# WHAT THE TASK REQUIRES
Pull every line containing "Rocío" from the entries.

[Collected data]
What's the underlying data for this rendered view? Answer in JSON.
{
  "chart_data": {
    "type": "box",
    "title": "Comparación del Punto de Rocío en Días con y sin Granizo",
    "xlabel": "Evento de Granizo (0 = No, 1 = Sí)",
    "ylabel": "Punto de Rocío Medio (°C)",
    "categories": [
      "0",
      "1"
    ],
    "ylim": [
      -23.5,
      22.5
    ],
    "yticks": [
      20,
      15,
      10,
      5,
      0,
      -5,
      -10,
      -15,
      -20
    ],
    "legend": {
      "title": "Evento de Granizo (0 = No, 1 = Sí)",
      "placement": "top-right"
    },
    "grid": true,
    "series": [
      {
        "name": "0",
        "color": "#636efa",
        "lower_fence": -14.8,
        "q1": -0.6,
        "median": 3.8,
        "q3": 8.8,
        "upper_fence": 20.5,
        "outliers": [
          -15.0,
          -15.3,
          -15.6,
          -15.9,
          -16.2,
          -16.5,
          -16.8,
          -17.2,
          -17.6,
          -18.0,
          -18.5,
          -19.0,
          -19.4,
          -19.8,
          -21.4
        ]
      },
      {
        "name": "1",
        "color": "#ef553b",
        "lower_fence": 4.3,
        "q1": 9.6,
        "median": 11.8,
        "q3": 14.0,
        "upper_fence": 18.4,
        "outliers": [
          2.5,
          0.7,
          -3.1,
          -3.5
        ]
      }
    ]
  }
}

# RESULT OF THIS EXERCISE
    "title": "Comparación del Punto de Rocío en Días con y sin Granizo",
    "ylabel": "Punto de Rocío Medio (°C)",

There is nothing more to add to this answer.